## Dataset entries

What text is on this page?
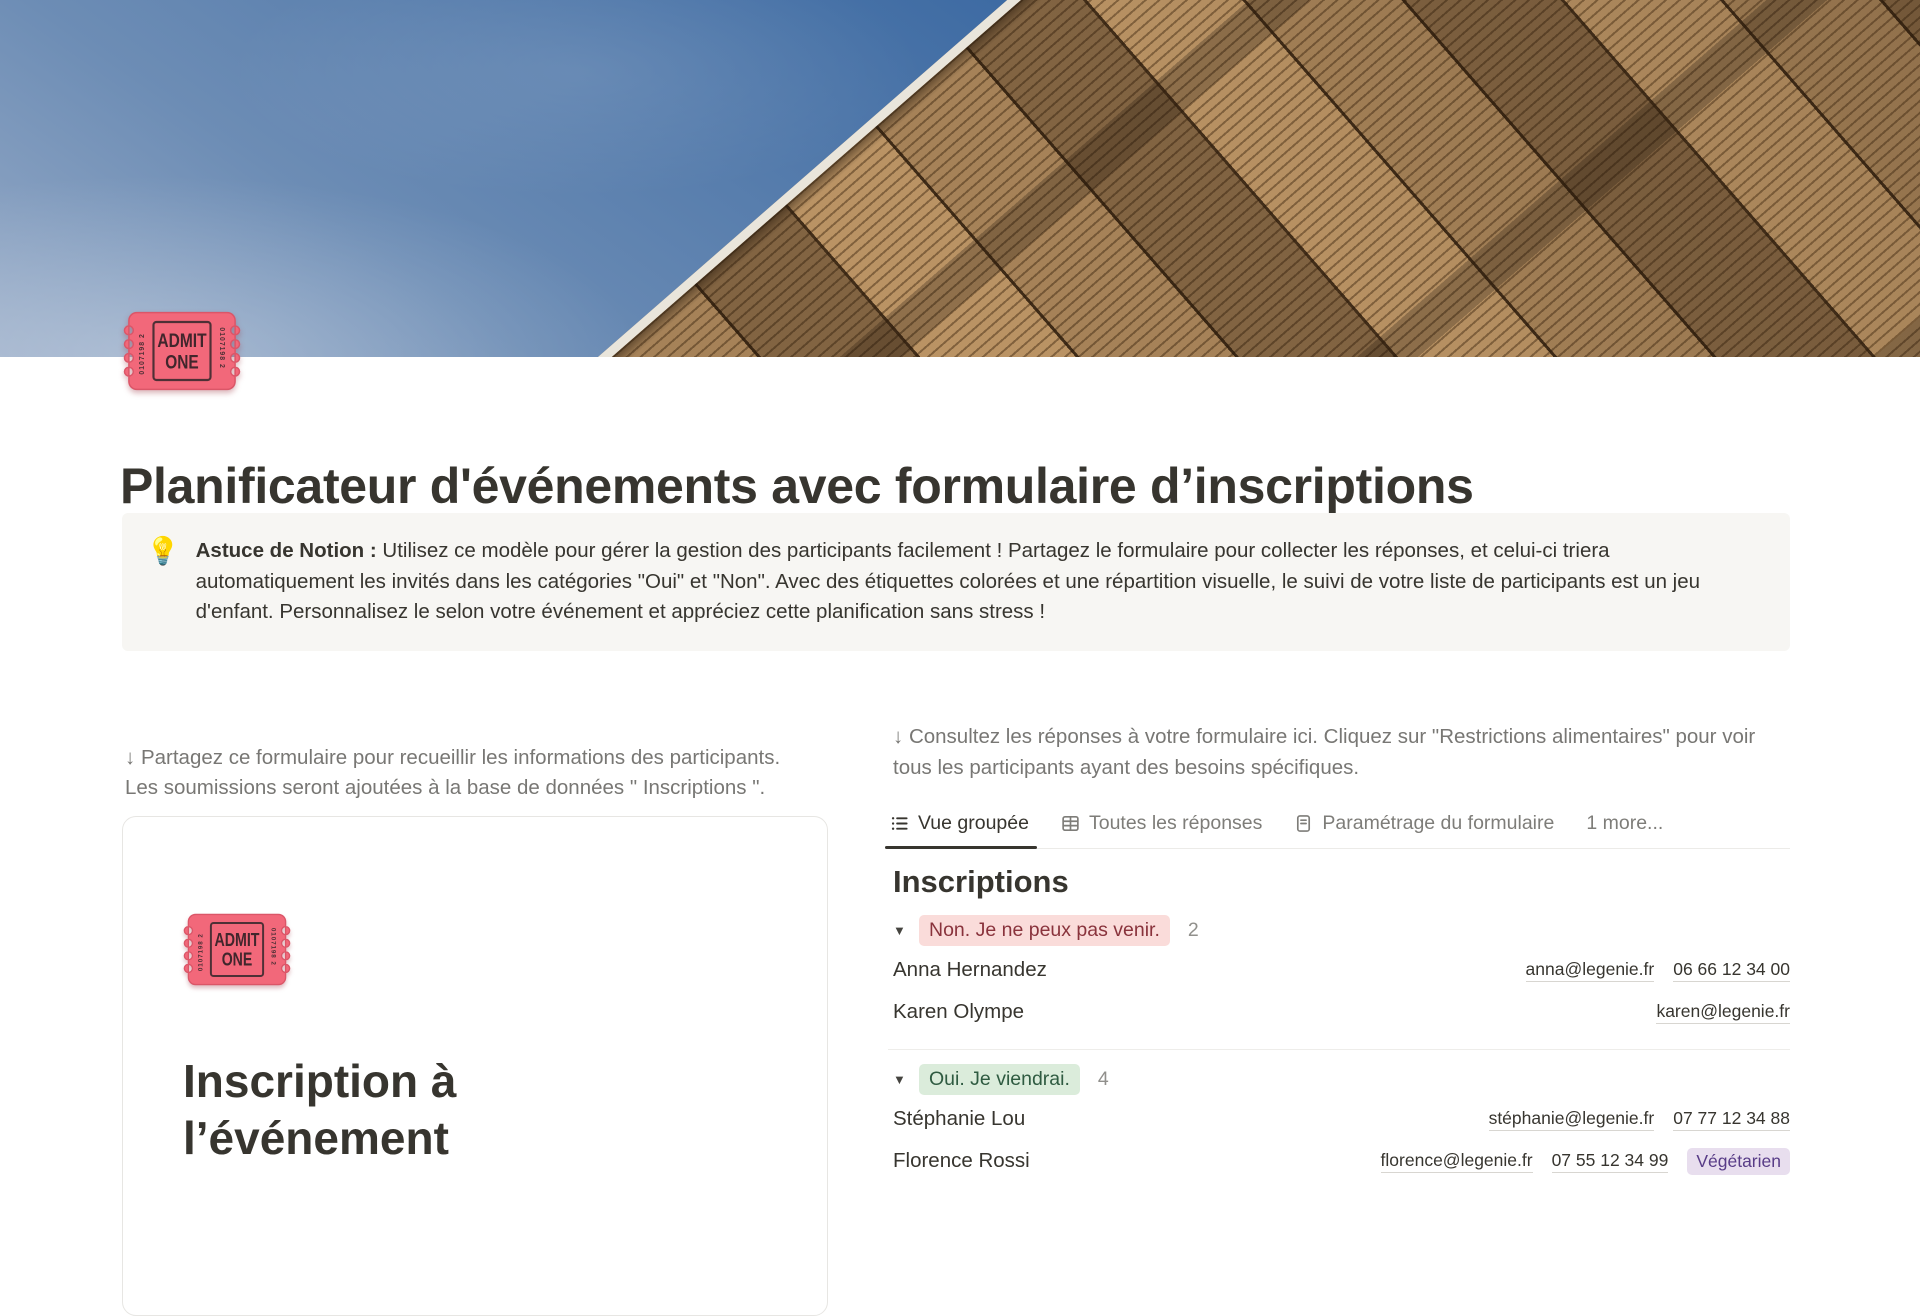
Planificateur d'événements avec formulaire d’inscriptions
💡 Astuce de Notion : Utilisez ce modèle pour gérer la gestion des participants facilement ! Partagez le formulaire pour collecter les réponses, et celui-ci triera automatiquement les invités dans les catégories "Oui" et "Non". Avec des étiquettes colorées et une répartition visuelle, le suivi de votre liste de participants est un jeu d'enfant. Personnalisez le selon votre événement et appréciez cette planification sans stress !

↓ Partagez ce formulaire pour recueillir les informations des participants. Les soumissions seront ajoutées à la base de données " Inscriptions ".

Inscription à
l’événement

↓ Consultez les réponses à votre formulaire ici. Cliquez sur "Restrictions alimentaires" pour voir tous les participants ayant des besoins spécifiques.

Vue groupée	Toutes les réponses	Paramétrage du formulaire 1 more...
Inscriptions
▼	Non. Je ne peux pas venir.	2
Anna Hernandez	anna@legenie.fr 06 66 12 34 00
Karen Olympe	karen@legenie.fr
▼	Oui. Je viendrai.	4
Stéphanie Lou	stéphanie@legenie.fr 07 77 12 34 88
Florence Rossi	florence@legenie.fr 07 55 12 34 99	Végétarien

## Your goal
Without including any pictures, reproduce the listing exactly.

## Solution to this task
What text is on this page?
Planificateur d'événements avec formulaire d’inscriptions
💡 Astuce de Notion : Utilisez ce modèle pour gérer la gestion des participants facilement ! Partagez le formulaire pour collecter les réponses, et celui-ci triera automatiquement les invités dans les catégories "Oui" et "Non". Avec des étiquettes colorées et une répartition visuelle, le suivi de votre liste de participants est un jeu d'enfant. Personnalisez le selon votre événement et appréciez cette planification sans stress !

↓ Partagez ce formulaire pour recueillir les informations des participants. Les soumissions seront ajoutées à la base de données " Inscriptions ".

Inscription à
l’événement

↓ Consultez les réponses à votre formulaire ici. Cliquez sur "Restrictions alimentaires" pour voir tous les participants ayant des besoins spécifiques.

Vue groupée	Toutes les réponses	Paramétrage du formulaire 1 more...
Inscriptions
▼	Non. Je ne peux pas venir.	2
Anna Hernandez	anna@legenie.fr 06 66 12 34 00
Karen Olympe	karen@legenie.fr
▼	Oui. Je viendrai.	4
Stéphanie Lou	stéphanie@legenie.fr 07 77 12 34 88
Florence Rossi	florence@legenie.fr 07 55 12 34 99	Végétarien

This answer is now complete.